-- Begin Records shown --

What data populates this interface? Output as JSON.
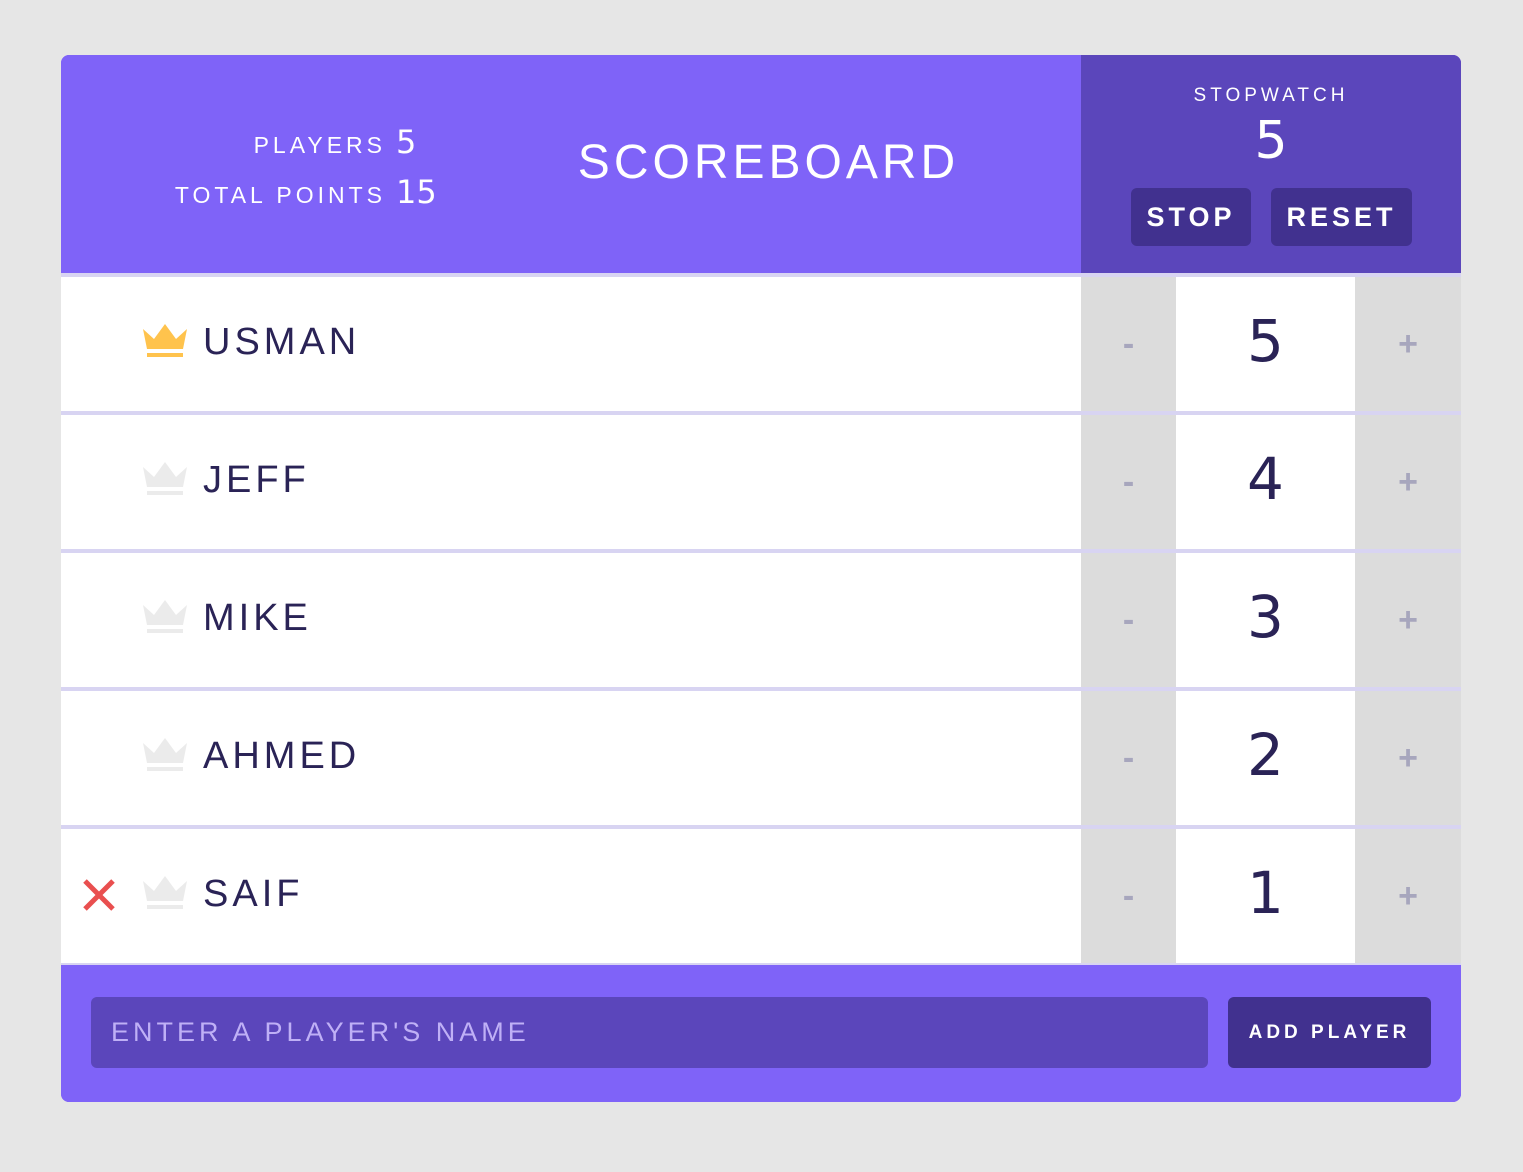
{
  "header": {
    "players_label": "PLAYERS",
    "players_count": "5",
    "total_points_label": "TOTAL POINTS",
    "total_points": "15",
    "title": "SCOREBOARD"
  },
  "stopwatch": {
    "label": "STOPWATCH",
    "time": "5",
    "stop_label": "STOP",
    "reset_label": "RESET"
  },
  "players": [
    {
      "name": "USMAN",
      "score": "5",
      "dec_label": "-",
      "inc_label": "+",
      "crown": "gold",
      "remove_icon_visible": false
    },
    {
      "name": "JEFF",
      "score": "4",
      "dec_label": "-",
      "inc_label": "+",
      "crown": "inactive",
      "remove_icon_visible": false
    },
    {
      "name": "MIKE",
      "score": "3",
      "dec_label": "-",
      "inc_label": "+",
      "crown": "inactive",
      "remove_icon_visible": false
    },
    {
      "name": "AHMED",
      "score": "2",
      "dec_label": "-",
      "inc_label": "+",
      "crown": "inactive",
      "remove_icon_visible": false
    },
    {
      "name": "SAIF",
      "score": "1",
      "dec_label": "-",
      "inc_label": "+",
      "crown": "inactive",
      "remove_icon_visible": true
    }
  ],
  "footer": {
    "input_placeholder": "ENTER A PLAYER'S NAME",
    "input_value": "",
    "add_label": "ADD PLAYER"
  },
  "colors": {
    "primary": "#7f63f8",
    "primary_dark": "#5b46bb",
    "button_dark": "#41318f",
    "text_dark": "#2a2356",
    "crown_gold": "#ffc34d",
    "crown_inactive": "#ebebeb",
    "remove_red": "#e94f4f",
    "counter_bg": "#dcdcdc"
  },
  "icons": {
    "crown": "crown-icon",
    "remove": "close-icon"
  }
}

-- End Records shown --

# Goal
Leave out the pictures and return every record word for word.

# Result of this task
What data populates this interface? Output as JSON.
{
  "header": {
    "players_label": "PLAYERS",
    "players_count": "5",
    "total_points_label": "TOTAL POINTS",
    "total_points": "15",
    "title": "SCOREBOARD"
  },
  "stopwatch": {
    "label": "STOPWATCH",
    "time": "5",
    "stop_label": "STOP",
    "reset_label": "RESET"
  },
  "players": [
    {
      "name": "USMAN",
      "score": "5",
      "dec_label": "-",
      "inc_label": "+",
      "crown": "gold",
      "remove_icon_visible": false
    },
    {
      "name": "JEFF",
      "score": "4",
      "dec_label": "-",
      "inc_label": "+",
      "crown": "inactive",
      "remove_icon_visible": false
    },
    {
      "name": "MIKE",
      "score": "3",
      "dec_label": "-",
      "inc_label": "+",
      "crown": "inactive",
      "remove_icon_visible": false
    },
    {
      "name": "AHMED",
      "score": "2",
      "dec_label": "-",
      "inc_label": "+",
      "crown": "inactive",
      "remove_icon_visible": false
    },
    {
      "name": "SAIF",
      "score": "1",
      "dec_label": "-",
      "inc_label": "+",
      "crown": "inactive",
      "remove_icon_visible": true
    }
  ],
  "footer": {
    "input_placeholder": "ENTER A PLAYER'S NAME",
    "input_value": "",
    "add_label": "ADD PLAYER"
  },
  "colors": {
    "primary": "#7f63f8",
    "primary_dark": "#5b46bb",
    "button_dark": "#41318f",
    "text_dark": "#2a2356",
    "crown_gold": "#ffc34d",
    "crown_inactive": "#ebebeb",
    "remove_red": "#e94f4f",
    "counter_bg": "#dcdcdc"
  },
  "icons": {
    "crown": "crown-icon",
    "remove": "close-icon"
  }
}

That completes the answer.